:: Request ::
Can you write out all of the material below, word for word?
━━━ The input ━━━
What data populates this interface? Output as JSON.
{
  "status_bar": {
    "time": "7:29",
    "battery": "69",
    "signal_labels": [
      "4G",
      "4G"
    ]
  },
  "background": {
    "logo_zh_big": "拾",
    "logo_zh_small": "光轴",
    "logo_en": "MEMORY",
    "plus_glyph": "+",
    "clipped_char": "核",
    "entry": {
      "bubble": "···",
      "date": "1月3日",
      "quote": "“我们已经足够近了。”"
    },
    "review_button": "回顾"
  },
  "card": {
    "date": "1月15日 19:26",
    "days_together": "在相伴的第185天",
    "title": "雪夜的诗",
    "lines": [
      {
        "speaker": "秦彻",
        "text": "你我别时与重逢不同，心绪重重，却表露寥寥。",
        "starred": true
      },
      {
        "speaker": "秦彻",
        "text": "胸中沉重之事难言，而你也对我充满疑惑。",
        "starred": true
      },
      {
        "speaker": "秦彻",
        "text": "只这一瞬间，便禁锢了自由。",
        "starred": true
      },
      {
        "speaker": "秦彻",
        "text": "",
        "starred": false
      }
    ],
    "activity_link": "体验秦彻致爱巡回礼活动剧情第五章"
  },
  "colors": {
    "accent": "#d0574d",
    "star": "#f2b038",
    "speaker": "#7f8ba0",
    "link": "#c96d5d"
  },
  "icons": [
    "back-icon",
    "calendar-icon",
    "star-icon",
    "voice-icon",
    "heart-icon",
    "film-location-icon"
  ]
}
━━━
:: Correct response ::
What data populates this interface? Output as JSON.
{
  "status_bar": {
    "time": "7:29",
    "battery": "69",
    "signal_labels": [
      "4G",
      "4G"
    ]
  },
  "background": {
    "logo_zh_big": "拾",
    "logo_zh_small": "光轴",
    "logo_en": "MEMORY",
    "plus_glyph": "+",
    "clipped_char": "核",
    "entry": {
      "bubble": "···",
      "date": "1月3日",
      "quote": "“我们已经足够近了。”"
    },
    "review_button": "回顾"
  },
  "card": {
    "date": "1月15日 19:26",
    "days_together": "在相伴的第185天",
    "title": "雪夜的诗",
    "lines": [
      {
        "speaker": "秦彻",
        "text": "你我别时与重逢不同，心绪重重，却表露寥寥。",
        "starred": true
      },
      {
        "speaker": "秦彻",
        "text": "胸中沉重之事难言，而你也对我充满疑惑。",
        "starred": true
      },
      {
        "speaker": "秦彻",
        "text": "只这一瞬间，便禁锢了自由。",
        "starred": true
      },
      {
        "speaker": "秦彻",
        "text": "",
        "starred": false
      }
    ],
    "activity_link": "体验秦彻致爱巡回礼活动剧情第五章"
  },
  "colors": {
    "accent": "#d0574d",
    "star": "#f2b038",
    "speaker": "#7f8ba0",
    "link": "#c96d5d"
  },
  "icons": [
    "back-icon",
    "calendar-icon",
    "star-icon",
    "voice-icon",
    "heart-icon",
    "film-location-icon"
  ]
}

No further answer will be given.